* [ZADANIE A]
Ile według tekstu do przeczytania kosztuje torba na pieluchy?
* [ZADANIE B]
Proszę zwrócić dosłownie fragment tekstu do przeczytania, zaczynając od słów "01 kwietnia 2019 13:40" i kończąc na słowach "z linka powyżej.".

* [TEKST DO PRZECZYTANIA]
──────────
01 kwietnia 2019 13:40
sienka, no to odpada w takim razie. Tymek tez okropnie ulewal i obawiam się powtórki z rozrywki :/ a wiec i noszenia wszystkiego wszędzie x3
Lotnaa   I'm lovin it! :)
01 kwietnia 2019 14:45
Dziewczyny, ja wiem, że jestem prosty człowiek z prowincji i nie rozumiem wielkomiejskich trendów. Ale czy torba na pieluchy za niemal 800zl to tak na serio?  🤔  Za tyle to mam spacerówkę upatrzoną  😲
ash   Sukces jest koloru blond....
01 kwietnia 2019 14:51
Lotnaa, a jaka kosztuje 800 zł?
Lotnaa   I'm lovin it! :)
01 kwietnia 2019 15:11
Ta z linka powyżej.
──────────
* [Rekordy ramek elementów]
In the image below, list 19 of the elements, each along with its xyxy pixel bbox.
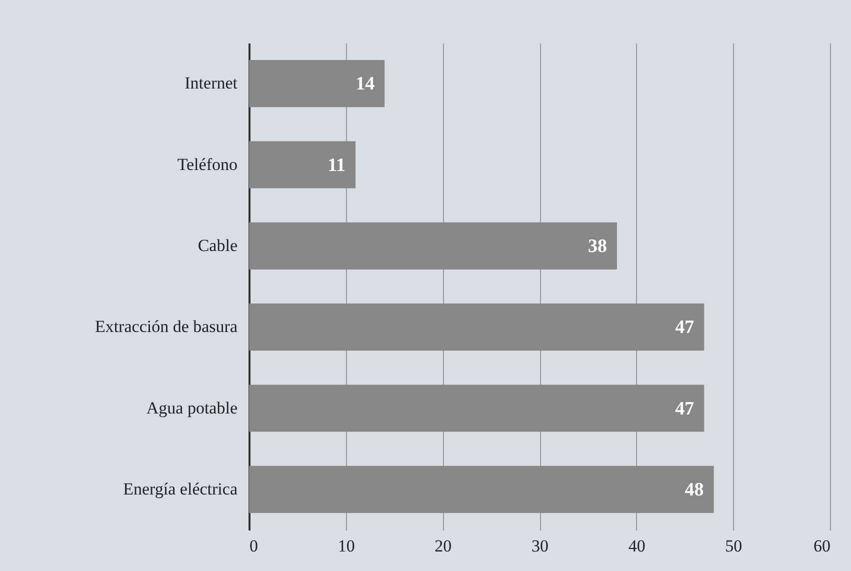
x-tick-label: 40 bbox=[628, 536, 646, 556]
y-tick-label: Cable bbox=[198, 236, 238, 255]
data-label: 48 bbox=[684, 479, 704, 500]
x-tick-label: 50 bbox=[725, 536, 742, 556]
data-label: 11 bbox=[328, 154, 346, 176]
y-tick-label: Energía eléctrica bbox=[123, 479, 238, 498]
data-label: 47 bbox=[675, 317, 695, 338]
data-label: 47 bbox=[675, 398, 695, 420]
x-tick-label: 20 bbox=[434, 536, 452, 556]
y-tick-label: Internet bbox=[184, 74, 238, 93]
y-tick-label: Agua potable bbox=[146, 398, 238, 418]
y-tick-label: Extracción de basura bbox=[94, 317, 238, 336]
x-tick-label: 10 bbox=[338, 536, 355, 556]
data-label: 14 bbox=[356, 74, 376, 95]
x-tick-label: 30 bbox=[532, 536, 548, 556]
y-tick-label: Teléfono bbox=[177, 154, 238, 174]
data-label: 38 bbox=[588, 236, 607, 257]
x-tick-label: 0 bbox=[250, 536, 258, 556]
x-tick-label: 60 bbox=[814, 536, 830, 556]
──────────
* [WYNIK ZADANIA A]
Niemal 800 zł.

* [WYNIK ZADANIA B]
01 kwietnia 2019 13:40
sienka, no to odpada w takim razie. Tymek tez okropnie ulewal i obawiam się powtórki z rozrywki :/ a wiec i noszenia wszystkiego wszędzie x3
Lotnaa   I'm lovin it! :)
01 kwietnia 2019 14:45
Dziewczyny, ja wiem, że jestem prosty człowiek z prowincji i nie rozumiem wielkomiejskich trendów. Ale czy torba na pieluchy za niemal 800zl to tak na serio?  🤔  Za tyle to mam spacerówkę upatrzoną  😲
ash   Sukces jest koloru blond....
01 kwietnia 2019 14:51
Lotnaa, a jaka kosztuje 800 zł?
Lotnaa   I'm lovin it! :)
01 kwietnia 2019 15:11
Ta z linka powyżej.